LISTED ENTRIES:
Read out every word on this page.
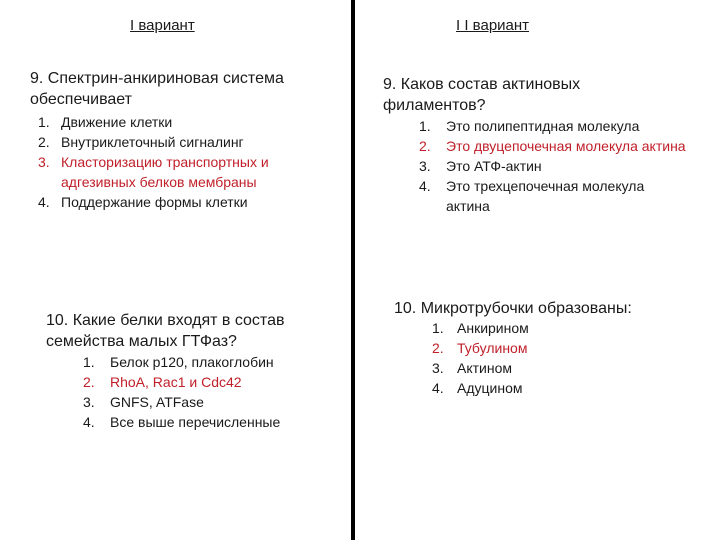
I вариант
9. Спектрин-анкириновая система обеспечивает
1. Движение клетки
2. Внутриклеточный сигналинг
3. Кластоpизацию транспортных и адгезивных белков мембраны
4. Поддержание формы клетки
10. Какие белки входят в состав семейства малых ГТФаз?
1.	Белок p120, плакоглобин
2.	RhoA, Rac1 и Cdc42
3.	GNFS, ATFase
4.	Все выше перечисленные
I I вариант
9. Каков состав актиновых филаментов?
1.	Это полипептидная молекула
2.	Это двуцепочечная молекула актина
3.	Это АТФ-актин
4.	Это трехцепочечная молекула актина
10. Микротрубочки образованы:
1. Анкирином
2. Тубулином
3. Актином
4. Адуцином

THE EXERCISE: Will you set down the records word for word while leaving out every picture?

THE SOLUTION:
Read out every word on this page.
I вариант
9. Спектрин-анкириновая система обеспечивает
1. Движение клетки
2. Внутриклеточный сигналинг
3. Кластоpизацию транспортных и адгезивных белков мембраны
4. Поддержание формы клетки
10. Какие белки входят в состав семейства малых ГТФаз?
1.	Белок p120, плакоглобин
2.	RhoA, Rac1 и Cdc42
3.	GNFS, ATFase
4.	Все выше перечисленные
I I вариант
9. Каков состав актиновых филаментов?
1.	Это полипептидная молекула
2.	Это двуцепочечная молекула актина
3.	Это АТФ-актин
4.	Это трехцепочечная молекула актина
10. Микротрубочки образованы:
1. Анкирином
2. Тубулином
3. Актином
4. Адуцином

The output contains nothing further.